__Problem__
State how many lines of the entries hold the string "avec", and output nothing but that count.

··· Raw records

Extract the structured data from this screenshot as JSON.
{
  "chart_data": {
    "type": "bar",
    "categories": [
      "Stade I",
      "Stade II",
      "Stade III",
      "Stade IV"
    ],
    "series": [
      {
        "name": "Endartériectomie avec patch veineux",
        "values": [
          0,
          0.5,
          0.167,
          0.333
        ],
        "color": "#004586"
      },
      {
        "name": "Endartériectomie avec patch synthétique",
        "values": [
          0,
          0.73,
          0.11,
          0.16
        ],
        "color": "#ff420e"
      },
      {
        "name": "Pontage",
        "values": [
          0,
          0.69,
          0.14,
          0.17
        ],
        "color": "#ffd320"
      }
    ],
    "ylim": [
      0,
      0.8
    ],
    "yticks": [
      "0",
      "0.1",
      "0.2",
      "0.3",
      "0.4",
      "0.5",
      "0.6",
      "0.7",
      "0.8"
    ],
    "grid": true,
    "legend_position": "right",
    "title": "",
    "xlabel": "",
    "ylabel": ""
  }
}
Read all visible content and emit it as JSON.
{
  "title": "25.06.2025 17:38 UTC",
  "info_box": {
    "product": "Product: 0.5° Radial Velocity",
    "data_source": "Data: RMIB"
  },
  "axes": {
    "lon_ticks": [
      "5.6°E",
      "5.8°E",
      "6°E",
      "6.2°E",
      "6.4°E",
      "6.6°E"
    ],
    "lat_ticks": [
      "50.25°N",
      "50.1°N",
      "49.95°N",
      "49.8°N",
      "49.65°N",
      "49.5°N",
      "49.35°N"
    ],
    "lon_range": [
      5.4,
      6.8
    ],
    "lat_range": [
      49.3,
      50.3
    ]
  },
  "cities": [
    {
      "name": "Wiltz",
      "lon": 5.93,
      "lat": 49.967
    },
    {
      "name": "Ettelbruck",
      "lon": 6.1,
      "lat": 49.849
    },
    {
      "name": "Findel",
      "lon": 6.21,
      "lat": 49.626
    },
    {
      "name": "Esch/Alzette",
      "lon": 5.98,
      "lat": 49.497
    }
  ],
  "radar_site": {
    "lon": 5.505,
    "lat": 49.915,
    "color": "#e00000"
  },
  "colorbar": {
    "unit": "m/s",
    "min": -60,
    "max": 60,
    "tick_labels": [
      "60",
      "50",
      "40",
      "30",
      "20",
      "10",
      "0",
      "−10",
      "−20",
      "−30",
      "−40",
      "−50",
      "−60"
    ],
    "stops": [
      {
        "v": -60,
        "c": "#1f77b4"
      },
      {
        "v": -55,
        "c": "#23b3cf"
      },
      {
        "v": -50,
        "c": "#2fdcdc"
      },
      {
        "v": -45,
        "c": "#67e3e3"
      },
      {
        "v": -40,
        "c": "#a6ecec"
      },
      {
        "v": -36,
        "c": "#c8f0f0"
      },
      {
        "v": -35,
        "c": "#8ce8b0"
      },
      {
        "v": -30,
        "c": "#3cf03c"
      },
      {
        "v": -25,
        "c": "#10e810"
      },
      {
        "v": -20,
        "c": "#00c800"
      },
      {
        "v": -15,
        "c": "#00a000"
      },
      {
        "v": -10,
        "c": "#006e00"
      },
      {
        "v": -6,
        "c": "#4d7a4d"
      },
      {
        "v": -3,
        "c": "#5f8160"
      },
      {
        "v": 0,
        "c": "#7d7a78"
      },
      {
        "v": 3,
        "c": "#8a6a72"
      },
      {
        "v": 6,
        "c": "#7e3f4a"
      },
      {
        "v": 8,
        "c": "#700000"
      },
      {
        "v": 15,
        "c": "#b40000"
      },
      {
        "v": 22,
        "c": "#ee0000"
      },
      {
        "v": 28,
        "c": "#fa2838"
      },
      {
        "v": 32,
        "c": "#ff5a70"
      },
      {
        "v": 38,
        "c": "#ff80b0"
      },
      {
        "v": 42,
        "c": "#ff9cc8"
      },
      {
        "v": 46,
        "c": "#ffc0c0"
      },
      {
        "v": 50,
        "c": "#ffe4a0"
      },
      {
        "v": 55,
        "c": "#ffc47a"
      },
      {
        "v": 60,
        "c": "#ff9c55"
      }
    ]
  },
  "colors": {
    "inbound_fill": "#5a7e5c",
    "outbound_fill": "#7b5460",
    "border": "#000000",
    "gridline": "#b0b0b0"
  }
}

······

__Solution to this exercise__
2